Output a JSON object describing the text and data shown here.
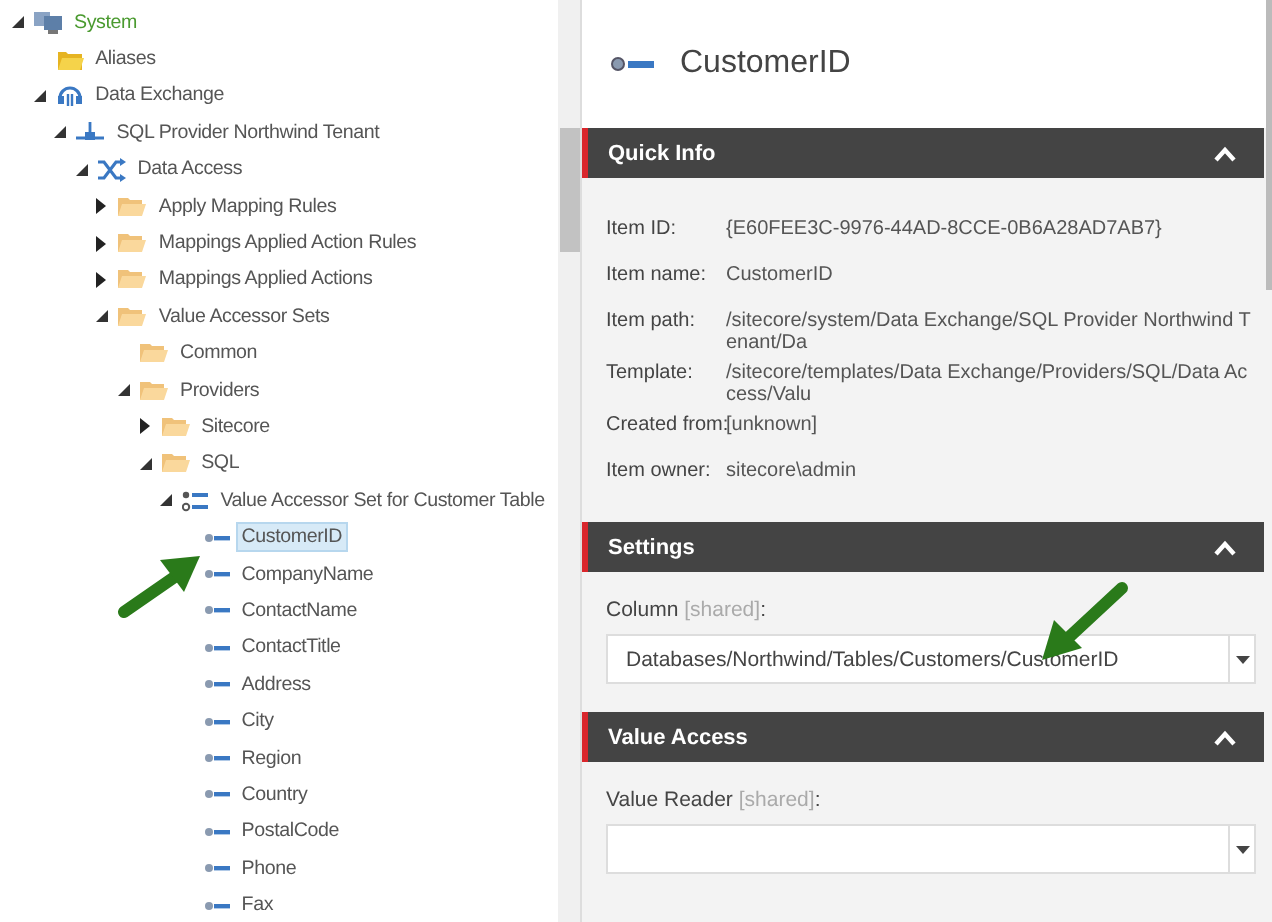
{
  "tree": [
    {
      "label": "System",
      "kind": "system",
      "color": "#4a9a2f",
      "expanded": true,
      "selected": false,
      "children": [
        {
          "label": "Aliases",
          "kind": "alias",
          "selected": false
        },
        {
          "label": "Data Exchange",
          "kind": "exchange",
          "expanded": true,
          "selected": false,
          "children": [
            {
              "label": "SQL Provider Northwind Tenant",
              "kind": "tenant",
              "expanded": true,
              "selected": false,
              "children": [
                {
                  "label": "Data Access",
                  "kind": "shuffle",
                  "expanded": true,
                  "selected": false,
                  "children": [
                    {
                      "label": "Apply Mapping Rules",
                      "kind": "folder",
                      "expanded": false,
                      "selected": false
                    },
                    {
                      "label": "Mappings Applied Action Rules",
                      "kind": "folder",
                      "expanded": false,
                      "selected": false
                    },
                    {
                      "label": "Mappings Applied Actions",
                      "kind": "folder",
                      "expanded": false,
                      "selected": false
                    },
                    {
                      "label": "Value Accessor Sets",
                      "kind": "folder",
                      "expanded": true,
                      "selected": false,
                      "children": [
                        {
                          "label": "Common",
                          "kind": "folder",
                          "selected": false
                        },
                        {
                          "label": "Providers",
                          "kind": "folder",
                          "expanded": true,
                          "selected": false,
                          "children": [
                            {
                              "label": "Sitecore",
                              "kind": "folder",
                              "expanded": false,
                              "selected": false
                            },
                            {
                              "label": "SQL",
                              "kind": "folder",
                              "expanded": true,
                              "selected": false,
                              "children": [
                                {
                                  "label": "Value Accessor Set for Customer Table",
                                  "kind": "list",
                                  "expanded": true,
                                  "selected": false,
                                  "children": [
                                    {
                                      "label": "CustomerID",
                                      "kind": "field",
                                      "selected": true
                                    },
                                    {
                                      "label": "CompanyName",
                                      "kind": "field",
                                      "selected": false
                                    },
                                    {
                                      "label": "ContactName",
                                      "kind": "field",
                                      "selected": false
                                    },
                                    {
                                      "label": "ContactTitle",
                                      "kind": "field",
                                      "selected": false
                                    },
                                    {
                                      "label": "Address",
                                      "kind": "field",
                                      "selected": false
                                    },
                                    {
                                      "label": "City",
                                      "kind": "field",
                                      "selected": false
                                    },
                                    {
                                      "label": "Region",
                                      "kind": "field",
                                      "selected": false
                                    },
                                    {
                                      "label": "Country",
                                      "kind": "field",
                                      "selected": false
                                    },
                                    {
                                      "label": "PostalCode",
                                      "kind": "field",
                                      "selected": false
                                    },
                                    {
                                      "label": "Phone",
                                      "kind": "field",
                                      "selected": false
                                    },
                                    {
                                      "label": "Fax",
                                      "kind": "field",
                                      "selected": false
                                    }
                                  ]
                                }
                              ]
                            }
                          ]
                        }
                      ]
                    }
                  ]
                }
              ]
            }
          ]
        }
      ]
    }
  ],
  "item_header": {
    "title": "CustomerID"
  },
  "sections": [
    {
      "title": "Quick Info",
      "kind": "info",
      "expanded": true,
      "fields": [
        {
          "label": "Item ID:",
          "value": "{E60FEE3C-9976-44AD-8CCE-0B6A28AD7AB7}"
        },
        {
          "label": "Item name:",
          "value": "CustomerID"
        },
        {
          "label": "Item path:",
          "value": "/sitecore/system/Data Exchange/SQL Provider Northwind Tenant/Da"
        },
        {
          "label": "Template:",
          "value": "/sitecore/templates/Data Exchange/Providers/SQL/Data Access/Valu"
        },
        {
          "label": "Created from:",
          "value": "[unknown]"
        },
        {
          "label": "Item owner:",
          "value": "sitecore\\admin"
        }
      ]
    },
    {
      "title": "Settings",
      "kind": "form",
      "expanded": true,
      "fields": [
        {
          "label": "Column",
          "tag": "[shared]",
          "end": ":",
          "value": "Databases/Northwind/Tables/Customers/CustomerID"
        }
      ]
    },
    {
      "title": "Value Access",
      "kind": "form",
      "expanded": true,
      "fields": [
        {
          "label": "Value Reader",
          "tag": "[shared]",
          "end": ":"
        }
      ]
    }
  ]
}
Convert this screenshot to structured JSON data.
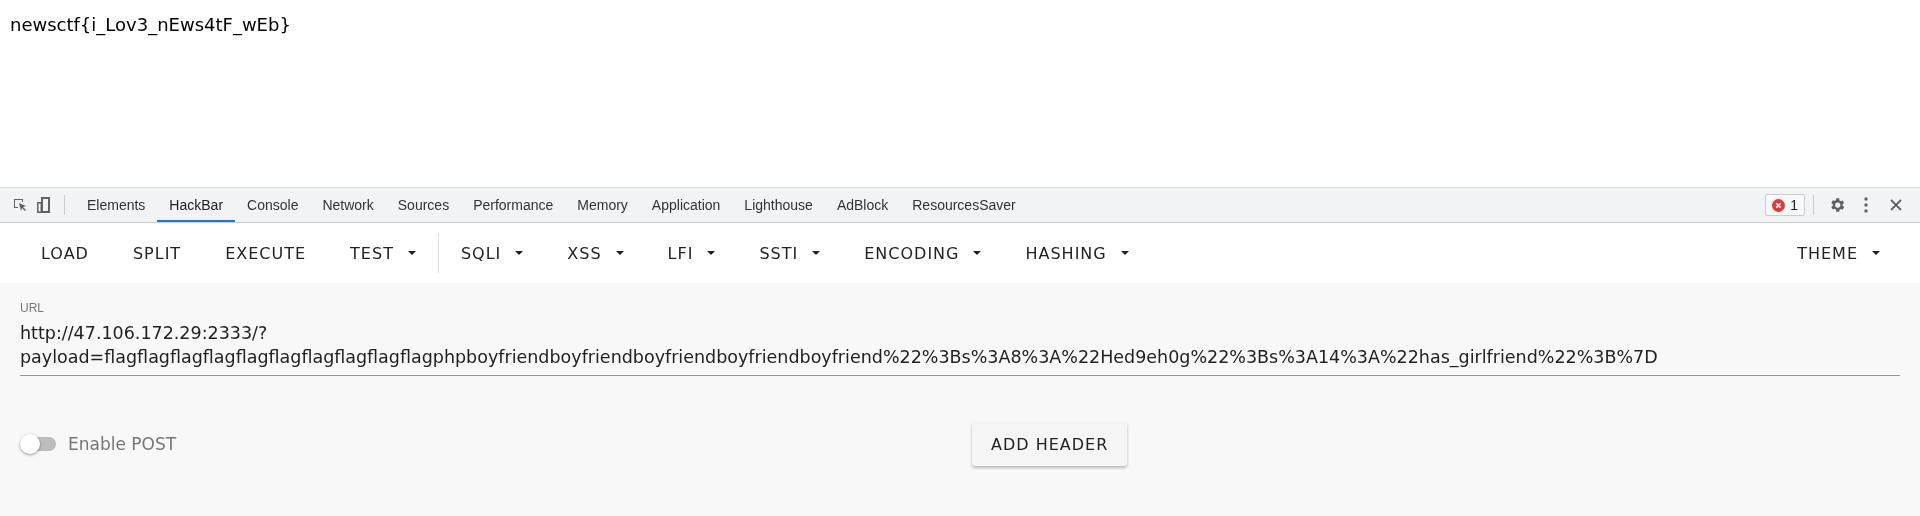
{
  "page": {
    "text": "newsctf{i_Lov3_nEws4tF_wEb}"
  },
  "devtools": {
    "tabs": [
      {
        "label": "Elements",
        "selected": false
      },
      {
        "label": "HackBar",
        "selected": true
      },
      {
        "label": "Console",
        "selected": false
      },
      {
        "label": "Network",
        "selected": false
      },
      {
        "label": "Sources",
        "selected": false
      },
      {
        "label": "Performance",
        "selected": false
      },
      {
        "label": "Memory",
        "selected": false
      },
      {
        "label": "Application",
        "selected": false
      },
      {
        "label": "Lighthouse",
        "selected": false
      },
      {
        "label": "AdBlock",
        "selected": false
      },
      {
        "label": "ResourcesSaver",
        "selected": false
      }
    ],
    "error_count": "1"
  },
  "hackbar": {
    "menu": [
      {
        "label": "LOAD",
        "dropdown": false
      },
      {
        "label": "SPLIT",
        "dropdown": false
      },
      {
        "label": "EXECUTE",
        "dropdown": false
      },
      {
        "label": "TEST",
        "dropdown": true
      },
      {
        "label": "SQLI",
        "dropdown": true
      },
      {
        "label": "XSS",
        "dropdown": true
      },
      {
        "label": "LFI",
        "dropdown": true
      },
      {
        "label": "SSTI",
        "dropdown": true
      },
      {
        "label": "ENCODING",
        "dropdown": true
      },
      {
        "label": "HASHING",
        "dropdown": true
      }
    ],
    "theme": {
      "label": "THEME",
      "dropdown": true
    },
    "url": {
      "label": "URL",
      "value": "http://47.106.172.29:2333/?payload=flagflagflagflagflagflagflagflagflagflagphpboyfriendboyfriendboyfriendboyfriendboyfriend%22%3Bs%3A8%3A%22Hed9eh0g%22%3Bs%3A14%3A%22has_girlfriend%22%3B%7D"
    },
    "enable_post": {
      "label": "Enable POST",
      "on": false
    },
    "add_header": "ADD HEADER"
  }
}
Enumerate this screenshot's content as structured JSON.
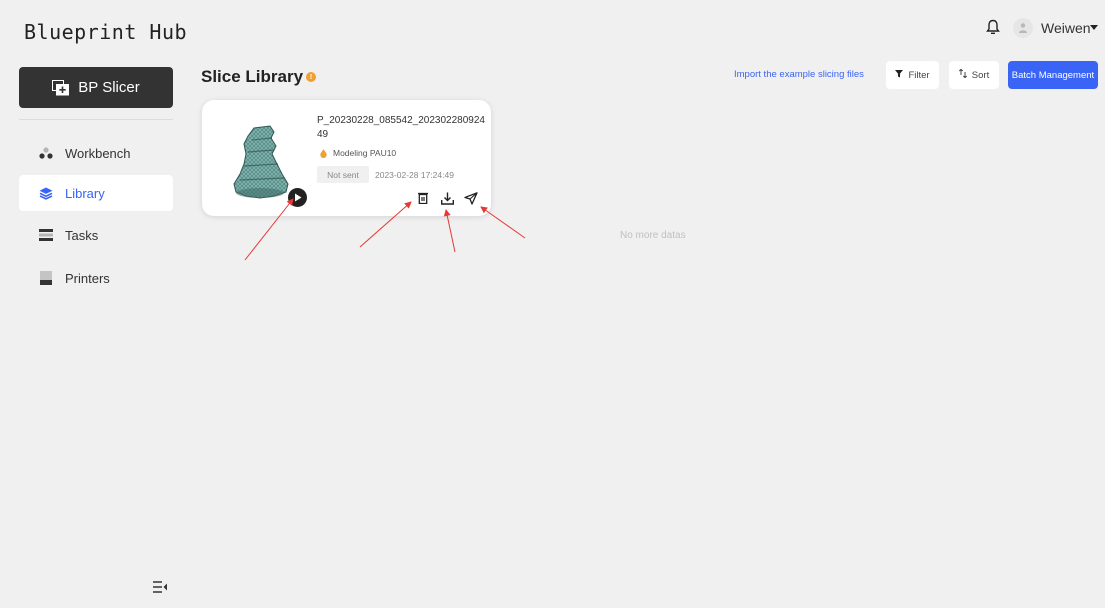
{
  "app": {
    "logo": "Blueprint Hub"
  },
  "header": {
    "username": "Weiwen"
  },
  "sidebar": {
    "slicer_button": "BP Slicer",
    "items": [
      {
        "label": "Workbench",
        "icon": "workbench-icon"
      },
      {
        "label": "Library",
        "icon": "library-icon",
        "active": true
      },
      {
        "label": "Tasks",
        "icon": "tasks-icon"
      },
      {
        "label": "Printers",
        "icon": "printers-icon"
      }
    ]
  },
  "page": {
    "title": "Slice Library",
    "info_dot": "!"
  },
  "toolbar": {
    "import_link": "Import the example slicing files",
    "filter_label": "Filter",
    "sort_label": "Sort",
    "batch_label": "Batch Management"
  },
  "card": {
    "file_name": "P_20230228_085542_20230228092449",
    "material": "Modeling PAU10",
    "status": "Not sent",
    "timestamp": "2023-02-28 17:24:49"
  },
  "list": {
    "empty_text": "No more datas"
  },
  "colors": {
    "accent": "#3a64f5",
    "dark_button": "#333333",
    "warning_dot": "#f0a030",
    "annotation_arrow": "#e53935"
  }
}
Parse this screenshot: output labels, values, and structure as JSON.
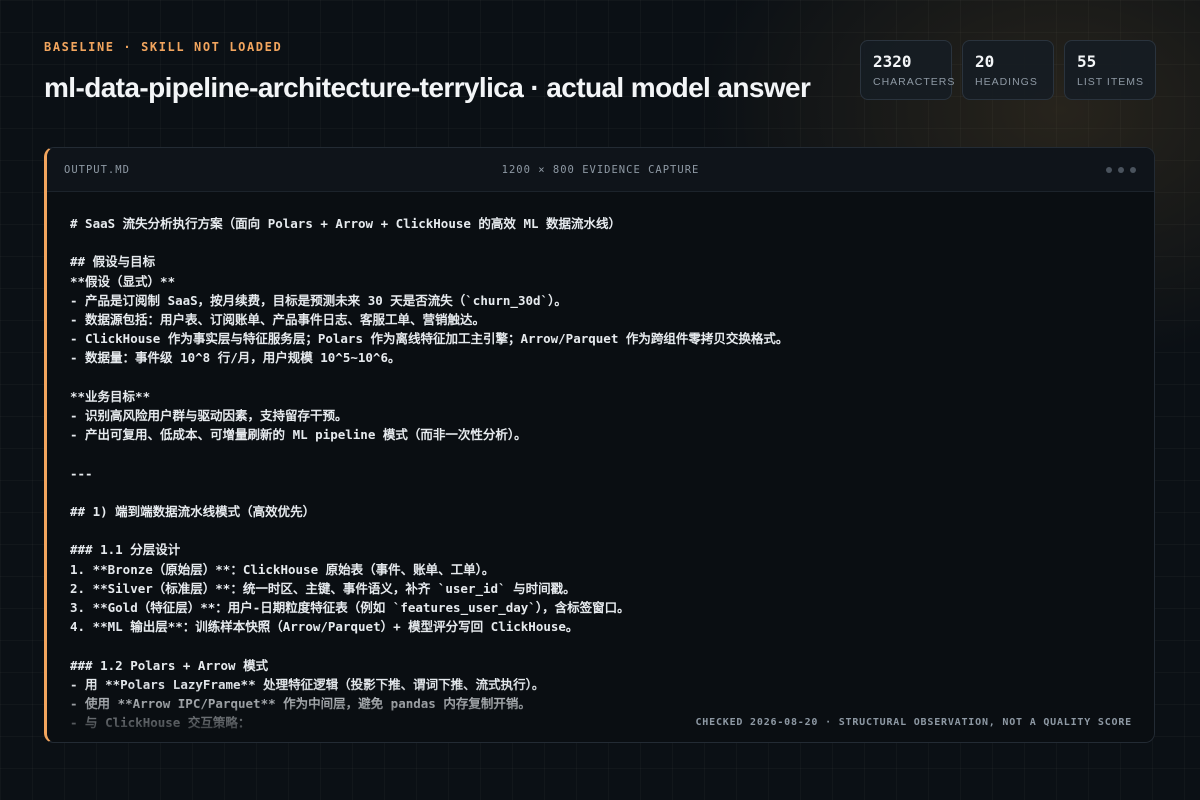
{
  "header": {
    "eyebrow": "BASELINE · SKILL NOT LOADED",
    "title": "ml-data-pipeline-architecture-terrylica · actual model answer"
  },
  "stats": [
    {
      "value": "2320",
      "label": "CHARACTERS"
    },
    {
      "value": "20",
      "label": "HEADINGS"
    },
    {
      "value": "55",
      "label": "LIST ITEMS"
    }
  ],
  "panel": {
    "filename": "OUTPUT.MD",
    "capture_label": "1200 × 800 EVIDENCE CAPTURE",
    "footer_note": "CHECKED 2026-08-20 · STRUCTURAL OBSERVATION, NOT A QUALITY SCORE",
    "lines": [
      "# SaaS 流失分析执行方案（面向 Polars + Arrow + ClickHouse 的高效 ML 数据流水线）",
      "",
      "## 假设与目标",
      "**假设（显式）**",
      "- 产品是订阅制 SaaS，按月续费，目标是预测未来 30 天是否流失（`churn_30d`）。",
      "- 数据源包括：用户表、订阅账单、产品事件日志、客服工单、营销触达。",
      "- ClickHouse 作为事实层与特征服务层；Polars 作为离线特征加工主引擎；Arrow/Parquet 作为跨组件零拷贝交换格式。",
      "- 数据量：事件级 10^8 行/月，用户规模 10^5~10^6。",
      "",
      "**业务目标**",
      "- 识别高风险用户群与驱动因素，支持留存干预。",
      "- 产出可复用、低成本、可增量刷新的 ML pipeline 模式（而非一次性分析）。",
      "",
      "---",
      "",
      "## 1) 端到端数据流水线模式（高效优先）",
      "",
      "### 1.1 分层设计",
      "1. **Bronze（原始层）**：ClickHouse 原始表（事件、账单、工单）。",
      "2. **Silver（标准层）**：统一时区、主键、事件语义，补齐 `user_id` 与时间戳。",
      "3. **Gold（特征层）**：用户-日期粒度特征表（例如 `features_user_day`），含标签窗口。",
      "4. **ML 输出层**：训练样本快照（Arrow/Parquet）+ 模型评分写回 ClickHouse。",
      "",
      "### 1.2 Polars + Arrow 模式",
      "- 用 **Polars LazyFrame** 处理特征逻辑（投影下推、谓词下推、流式执行）。",
      "- 使用 **Arrow IPC/Parquet** 作为中间层，避免 pandas 内存复制开销。",
      "- 与 ClickHouse 交互策略："
    ]
  }
}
----
» AIM:
Check each line of the data above for the string "Parquet" and report only how many lines have it.

» SOLVED EXERCISE:
3